-- START OF Supplied entries --

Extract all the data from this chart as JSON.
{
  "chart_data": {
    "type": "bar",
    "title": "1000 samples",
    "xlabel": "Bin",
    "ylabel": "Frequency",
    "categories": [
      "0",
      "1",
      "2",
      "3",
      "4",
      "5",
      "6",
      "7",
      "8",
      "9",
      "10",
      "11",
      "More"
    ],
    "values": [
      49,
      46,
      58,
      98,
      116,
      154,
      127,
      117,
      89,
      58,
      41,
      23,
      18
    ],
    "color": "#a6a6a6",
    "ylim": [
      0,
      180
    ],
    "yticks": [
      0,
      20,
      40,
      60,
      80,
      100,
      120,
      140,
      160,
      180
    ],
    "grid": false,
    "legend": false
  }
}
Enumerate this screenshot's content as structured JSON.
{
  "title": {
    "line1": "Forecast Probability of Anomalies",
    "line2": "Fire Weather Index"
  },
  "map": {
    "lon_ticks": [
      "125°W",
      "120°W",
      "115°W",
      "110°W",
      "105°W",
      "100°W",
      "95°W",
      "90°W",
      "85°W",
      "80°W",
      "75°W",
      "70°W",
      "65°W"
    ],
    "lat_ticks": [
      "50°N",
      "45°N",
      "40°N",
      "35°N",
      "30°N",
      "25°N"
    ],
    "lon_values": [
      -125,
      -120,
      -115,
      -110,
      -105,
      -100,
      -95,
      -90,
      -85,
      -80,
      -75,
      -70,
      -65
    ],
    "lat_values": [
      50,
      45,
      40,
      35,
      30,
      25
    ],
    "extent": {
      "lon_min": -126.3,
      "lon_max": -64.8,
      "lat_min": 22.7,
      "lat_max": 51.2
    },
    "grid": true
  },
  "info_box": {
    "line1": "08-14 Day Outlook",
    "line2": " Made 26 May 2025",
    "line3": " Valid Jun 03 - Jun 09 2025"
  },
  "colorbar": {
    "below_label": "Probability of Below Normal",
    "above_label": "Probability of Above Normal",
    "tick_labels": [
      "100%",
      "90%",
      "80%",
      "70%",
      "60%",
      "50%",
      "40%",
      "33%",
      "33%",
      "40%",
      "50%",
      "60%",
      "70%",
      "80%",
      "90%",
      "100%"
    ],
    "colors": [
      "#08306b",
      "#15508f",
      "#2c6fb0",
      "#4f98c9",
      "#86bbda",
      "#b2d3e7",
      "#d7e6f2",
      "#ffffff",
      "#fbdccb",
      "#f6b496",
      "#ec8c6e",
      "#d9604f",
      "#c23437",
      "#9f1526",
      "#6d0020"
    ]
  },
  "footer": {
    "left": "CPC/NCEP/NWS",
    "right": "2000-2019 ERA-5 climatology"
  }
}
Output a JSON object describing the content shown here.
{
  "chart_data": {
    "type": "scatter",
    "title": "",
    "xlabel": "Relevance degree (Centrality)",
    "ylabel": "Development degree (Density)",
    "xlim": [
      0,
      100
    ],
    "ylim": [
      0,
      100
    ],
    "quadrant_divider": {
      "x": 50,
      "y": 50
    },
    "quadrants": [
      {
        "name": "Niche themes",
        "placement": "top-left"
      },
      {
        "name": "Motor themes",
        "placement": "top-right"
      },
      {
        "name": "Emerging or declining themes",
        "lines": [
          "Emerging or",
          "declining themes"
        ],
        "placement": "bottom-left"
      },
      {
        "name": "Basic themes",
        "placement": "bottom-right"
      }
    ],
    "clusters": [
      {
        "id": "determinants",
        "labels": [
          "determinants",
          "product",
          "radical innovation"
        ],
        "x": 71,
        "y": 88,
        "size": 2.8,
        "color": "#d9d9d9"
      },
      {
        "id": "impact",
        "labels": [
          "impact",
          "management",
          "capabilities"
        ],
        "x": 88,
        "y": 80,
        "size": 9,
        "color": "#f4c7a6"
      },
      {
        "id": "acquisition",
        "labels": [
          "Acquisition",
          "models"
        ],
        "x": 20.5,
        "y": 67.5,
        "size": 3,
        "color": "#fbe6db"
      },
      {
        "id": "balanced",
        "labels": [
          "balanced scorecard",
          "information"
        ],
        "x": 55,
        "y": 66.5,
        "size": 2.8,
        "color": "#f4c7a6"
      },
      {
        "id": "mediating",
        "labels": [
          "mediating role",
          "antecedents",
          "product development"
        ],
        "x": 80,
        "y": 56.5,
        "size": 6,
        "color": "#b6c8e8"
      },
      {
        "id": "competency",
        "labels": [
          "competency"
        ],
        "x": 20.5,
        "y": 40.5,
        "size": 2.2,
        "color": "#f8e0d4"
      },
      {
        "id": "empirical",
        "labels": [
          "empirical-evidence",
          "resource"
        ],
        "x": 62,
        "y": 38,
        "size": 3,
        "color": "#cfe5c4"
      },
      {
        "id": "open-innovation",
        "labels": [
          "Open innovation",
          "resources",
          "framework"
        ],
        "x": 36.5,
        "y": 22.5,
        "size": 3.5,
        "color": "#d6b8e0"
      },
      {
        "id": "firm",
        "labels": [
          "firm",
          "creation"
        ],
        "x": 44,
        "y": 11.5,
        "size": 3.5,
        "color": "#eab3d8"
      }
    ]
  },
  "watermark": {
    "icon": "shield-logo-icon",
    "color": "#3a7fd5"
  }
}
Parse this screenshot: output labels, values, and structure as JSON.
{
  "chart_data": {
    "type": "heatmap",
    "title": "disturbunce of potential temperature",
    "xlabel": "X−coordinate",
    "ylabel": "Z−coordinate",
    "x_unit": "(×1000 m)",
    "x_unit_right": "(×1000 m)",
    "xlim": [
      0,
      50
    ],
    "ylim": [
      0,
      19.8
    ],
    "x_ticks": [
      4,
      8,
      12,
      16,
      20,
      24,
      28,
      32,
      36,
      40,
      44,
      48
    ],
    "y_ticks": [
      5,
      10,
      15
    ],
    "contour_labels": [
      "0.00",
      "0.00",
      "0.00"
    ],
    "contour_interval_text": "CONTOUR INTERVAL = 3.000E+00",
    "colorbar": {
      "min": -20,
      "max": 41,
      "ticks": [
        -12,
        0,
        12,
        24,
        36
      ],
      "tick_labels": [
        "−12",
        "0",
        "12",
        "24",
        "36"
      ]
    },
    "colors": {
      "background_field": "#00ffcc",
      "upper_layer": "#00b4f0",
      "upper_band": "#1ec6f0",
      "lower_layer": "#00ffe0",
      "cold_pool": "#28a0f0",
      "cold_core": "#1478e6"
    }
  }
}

-- END OF Supplied entries --

## Goal of the exercise
Go through the listing and print each line exactly as it appears.

## Response to this task
Extract all the data from this chart as JSON.
{
  "chart_data": {
    "type": "bar",
    "title": "1000 samples",
    "xlabel": "Bin",
    "ylabel": "Frequency",
    "categories": [
      "0",
      "1",
      "2",
      "3",
      "4",
      "5",
      "6",
      "7",
      "8",
      "9",
      "10",
      "11",
      "More"
    ],
    "values": [
      49,
      46,
      58,
      98,
      116,
      154,
      127,
      117,
      89,
      58,
      41,
      23,
      18
    ],
    "color": "#a6a6a6",
    "ylim": [
      0,
      180
    ],
    "yticks": [
      0,
      20,
      40,
      60,
      80,
      100,
      120,
      140,
      160,
      180
    ],
    "grid": false,
    "legend": false
  }
}
Enumerate this screenshot's content as structured JSON.
{
  "title": {
    "line1": "Forecast Probability of Anomalies",
    "line2": "Fire Weather Index"
  },
  "map": {
    "lon_ticks": [
      "125°W",
      "120°W",
      "115°W",
      "110°W",
      "105°W",
      "100°W",
      "95°W",
      "90°W",
      "85°W",
      "80°W",
      "75°W",
      "70°W",
      "65°W"
    ],
    "lat_ticks": [
      "50°N",
      "45°N",
      "40°N",
      "35°N",
      "30°N",
      "25°N"
    ],
    "lon_values": [
      -125,
      -120,
      -115,
      -110,
      -105,
      -100,
      -95,
      -90,
      -85,
      -80,
      -75,
      -70,
      -65
    ],
    "lat_values": [
      50,
      45,
      40,
      35,
      30,
      25
    ],
    "extent": {
      "lon_min": -126.3,
      "lon_max": -64.8,
      "lat_min": 22.7,
      "lat_max": 51.2
    },
    "grid": true
  },
  "info_box": {
    "line1": "08-14 Day Outlook",
    "line2": " Made 26 May 2025",
    "line3": " Valid Jun 03 - Jun 09 2025"
  },
  "colorbar": {
    "below_label": "Probability of Below Normal",
    "above_label": "Probability of Above Normal",
    "tick_labels": [
      "100%",
      "90%",
      "80%",
      "70%",
      "60%",
      "50%",
      "40%",
      "33%",
      "33%",
      "40%",
      "50%",
      "60%",
      "70%",
      "80%",
      "90%",
      "100%"
    ],
    "colors": [
      "#08306b",
      "#15508f",
      "#2c6fb0",
      "#4f98c9",
      "#86bbda",
      "#b2d3e7",
      "#d7e6f2",
      "#ffffff",
      "#fbdccb",
      "#f6b496",
      "#ec8c6e",
      "#d9604f",
      "#c23437",
      "#9f1526",
      "#6d0020"
    ]
  },
  "footer": {
    "left": "CPC/NCEP/NWS",
    "right": "2000-2019 ERA-5 climatology"
  }
}
Output a JSON object describing the content shown here.
{
  "chart_data": {
    "type": "scatter",
    "title": "",
    "xlabel": "Relevance degree (Centrality)",
    "ylabel": "Development degree (Density)",
    "xlim": [
      0,
      100
    ],
    "ylim": [
      0,
      100
    ],
    "quadrant_divider": {
      "x": 50,
      "y": 50
    },
    "quadrants": [
      {
        "name": "Niche themes",
        "placement": "top-left"
      },
      {
        "name": "Motor themes",
        "placement": "top-right"
      },
      {
        "name": "Emerging or declining themes",
        "lines": [
          "Emerging or",
          "declining themes"
        ],
        "placement": "bottom-left"
      },
      {
        "name": "Basic themes",
        "placement": "bottom-right"
      }
    ],
    "clusters": [
      {
        "id": "determinants",
        "labels": [
          "determinants",
          "product",
          "radical innovation"
        ],
        "x": 71,
        "y": 88,
        "size": 2.8,
        "color": "#d9d9d9"
      },
      {
        "id": "impact",
        "labels": [
          "impact",
          "management",
          "capabilities"
        ],
        "x": 88,
        "y": 80,
        "size": 9,
        "color": "#f4c7a6"
      },
      {
        "id": "acquisition",
        "labels": [
          "Acquisition",
          "models"
        ],
        "x": 20.5,
        "y": 67.5,
        "size": 3,
        "color": "#fbe6db"
      },
      {
        "id": "balanced",
        "labels": [
          "balanced scorecard",
          "information"
        ],
        "x": 55,
        "y": 66.5,
        "size": 2.8,
        "color": "#f4c7a6"
      },
      {
        "id": "mediating",
        "labels": [
          "mediating role",
          "antecedents",
          "product development"
        ],
        "x": 80,
        "y": 56.5,
        "size": 6,
        "color": "#b6c8e8"
      },
      {
        "id": "competency",
        "labels": [
          "competency"
        ],
        "x": 20.5,
        "y": 40.5,
        "size": 2.2,
        "color": "#f8e0d4"
      },
      {
        "id": "empirical",
        "labels": [
          "empirical-evidence",
          "resource"
        ],
        "x": 62,
        "y": 38,
        "size": 3,
        "color": "#cfe5c4"
      },
      {
        "id": "open-innovation",
        "labels": [
          "Open innovation",
          "resources",
          "framework"
        ],
        "x": 36.5,
        "y": 22.5,
        "size": 3.5,
        "color": "#d6b8e0"
      },
      {
        "id": "firm",
        "labels": [
          "firm",
          "creation"
        ],
        "x": 44,
        "y": 11.5,
        "size": 3.5,
        "color": "#eab3d8"
      }
    ]
  },
  "watermark": {
    "icon": "shield-logo-icon",
    "color": "#3a7fd5"
  }
}
Parse this screenshot: output labels, values, and structure as JSON.
{
  "chart_data": {
    "type": "heatmap",
    "title": "disturbunce of potential temperature",
    "xlabel": "X−coordinate",
    "ylabel": "Z−coordinate",
    "x_unit": "(×1000 m)",
    "x_unit_right": "(×1000 m)",
    "xlim": [
      0,
      50
    ],
    "ylim": [
      0,
      19.8
    ],
    "x_ticks": [
      4,
      8,
      12,
      16,
      20,
      24,
      28,
      32,
      36,
      40,
      44,
      48
    ],
    "y_ticks": [
      5,
      10,
      15
    ],
    "contour_labels": [
      "0.00",
      "0.00",
      "0.00"
    ],
    "contour_interval_text": "CONTOUR INTERVAL = 3.000E+00",
    "colorbar": {
      "min": -20,
      "max": 41,
      "ticks": [
        -12,
        0,
        12,
        24,
        36
      ],
      "tick_labels": [
        "−12",
        "0",
        "12",
        "24",
        "36"
      ]
    },
    "colors": {
      "background_field": "#00ffcc",
      "upper_layer": "#00b4f0",
      "upper_band": "#1ec6f0",
      "lower_layer": "#00ffe0",
      "cold_pool": "#28a0f0",
      "cold_core": "#1478e6"
    }
  }
}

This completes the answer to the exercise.